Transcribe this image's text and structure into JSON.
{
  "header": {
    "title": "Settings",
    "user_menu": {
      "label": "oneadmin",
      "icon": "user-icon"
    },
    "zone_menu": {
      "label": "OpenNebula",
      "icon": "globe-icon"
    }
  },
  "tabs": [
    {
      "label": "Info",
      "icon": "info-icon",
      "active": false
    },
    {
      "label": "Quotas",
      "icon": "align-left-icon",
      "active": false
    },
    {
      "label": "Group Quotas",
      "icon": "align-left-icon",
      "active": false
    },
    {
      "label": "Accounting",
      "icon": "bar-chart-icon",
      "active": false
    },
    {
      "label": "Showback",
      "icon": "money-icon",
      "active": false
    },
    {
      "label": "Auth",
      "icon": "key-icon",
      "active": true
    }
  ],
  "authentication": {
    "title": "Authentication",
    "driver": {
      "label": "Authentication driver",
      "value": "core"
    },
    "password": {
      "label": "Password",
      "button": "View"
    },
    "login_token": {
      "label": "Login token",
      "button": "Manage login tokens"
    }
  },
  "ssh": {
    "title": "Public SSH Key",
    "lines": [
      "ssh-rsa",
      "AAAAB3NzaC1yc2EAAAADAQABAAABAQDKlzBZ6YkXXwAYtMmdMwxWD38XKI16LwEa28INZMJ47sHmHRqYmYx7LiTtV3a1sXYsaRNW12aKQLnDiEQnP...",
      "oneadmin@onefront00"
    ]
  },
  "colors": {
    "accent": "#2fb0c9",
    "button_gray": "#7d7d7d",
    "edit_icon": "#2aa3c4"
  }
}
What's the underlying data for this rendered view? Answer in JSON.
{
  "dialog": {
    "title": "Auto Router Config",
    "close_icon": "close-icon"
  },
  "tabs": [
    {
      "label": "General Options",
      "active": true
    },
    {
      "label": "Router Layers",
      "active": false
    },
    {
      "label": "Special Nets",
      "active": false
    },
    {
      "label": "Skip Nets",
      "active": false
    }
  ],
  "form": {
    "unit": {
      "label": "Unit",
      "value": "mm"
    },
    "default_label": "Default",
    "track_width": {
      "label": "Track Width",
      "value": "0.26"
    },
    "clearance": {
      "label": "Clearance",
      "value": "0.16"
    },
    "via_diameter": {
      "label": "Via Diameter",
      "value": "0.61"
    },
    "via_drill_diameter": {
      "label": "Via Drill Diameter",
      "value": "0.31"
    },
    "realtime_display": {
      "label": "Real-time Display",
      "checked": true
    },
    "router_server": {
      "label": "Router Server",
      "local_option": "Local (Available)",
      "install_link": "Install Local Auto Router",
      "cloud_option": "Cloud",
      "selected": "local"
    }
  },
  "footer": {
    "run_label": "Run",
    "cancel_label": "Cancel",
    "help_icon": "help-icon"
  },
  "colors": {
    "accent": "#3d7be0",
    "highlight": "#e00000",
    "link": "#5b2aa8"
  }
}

Challenge:
Copy all of the material word for word.

Completed exercise:
Transcribe this image's text and structure into JSON.
{
  "header": {
    "title": "Settings",
    "user_menu": {
      "label": "oneadmin",
      "icon": "user-icon"
    },
    "zone_menu": {
      "label": "OpenNebula",
      "icon": "globe-icon"
    }
  },
  "tabs": [
    {
      "label": "Info",
      "icon": "info-icon",
      "active": false
    },
    {
      "label": "Quotas",
      "icon": "align-left-icon",
      "active": false
    },
    {
      "label": "Group Quotas",
      "icon": "align-left-icon",
      "active": false
    },
    {
      "label": "Accounting",
      "icon": "bar-chart-icon",
      "active": false
    },
    {
      "label": "Showback",
      "icon": "money-icon",
      "active": false
    },
    {
      "label": "Auth",
      "icon": "key-icon",
      "active": true
    }
  ],
  "authentication": {
    "title": "Authentication",
    "driver": {
      "label": "Authentication driver",
      "value": "core"
    },
    "password": {
      "label": "Password",
      "button": "View"
    },
    "login_token": {
      "label": "Login token",
      "button": "Manage login tokens"
    }
  },
  "ssh": {
    "title": "Public SSH Key",
    "lines": [
      "ssh-rsa",
      "AAAAB3NzaC1yc2EAAAADAQABAAABAQDKlzBZ6YkXXwAYtMmdMwxWD38XKI16LwEa28INZMJ47sHmHRqYmYx7LiTtV3a1sXYsaRNW12aKQLnDiEQnP...",
      "oneadmin@onefront00"
    ]
  },
  "colors": {
    "accent": "#2fb0c9",
    "button_gray": "#7d7d7d",
    "edit_icon": "#2aa3c4"
  }
}
What's the underlying data for this rendered view? Answer in JSON.
{
  "dialog": {
    "title": "Auto Router Config",
    "close_icon": "close-icon"
  },
  "tabs": [
    {
      "label": "General Options",
      "active": true
    },
    {
      "label": "Router Layers",
      "active": false
    },
    {
      "label": "Special Nets",
      "active": false
    },
    {
      "label": "Skip Nets",
      "active": false
    }
  ],
  "form": {
    "unit": {
      "label": "Unit",
      "value": "mm"
    },
    "default_label": "Default",
    "track_width": {
      "label": "Track Width",
      "value": "0.26"
    },
    "clearance": {
      "label": "Clearance",
      "value": "0.16"
    },
    "via_diameter": {
      "label": "Via Diameter",
      "value": "0.61"
    },
    "via_drill_diameter": {
      "label": "Via Drill Diameter",
      "value": "0.31"
    },
    "realtime_display": {
      "label": "Real-time Display",
      "checked": true
    },
    "router_server": {
      "label": "Router Server",
      "local_option": "Local (Available)",
      "install_link": "Install Local Auto Router",
      "cloud_option": "Cloud",
      "selected": "local"
    }
  },
  "footer": {
    "run_label": "Run",
    "cancel_label": "Cancel",
    "help_icon": "help-icon"
  },
  "colors": {
    "accent": "#3d7be0",
    "highlight": "#e00000",
    "link": "#5b2aa8"
  }
}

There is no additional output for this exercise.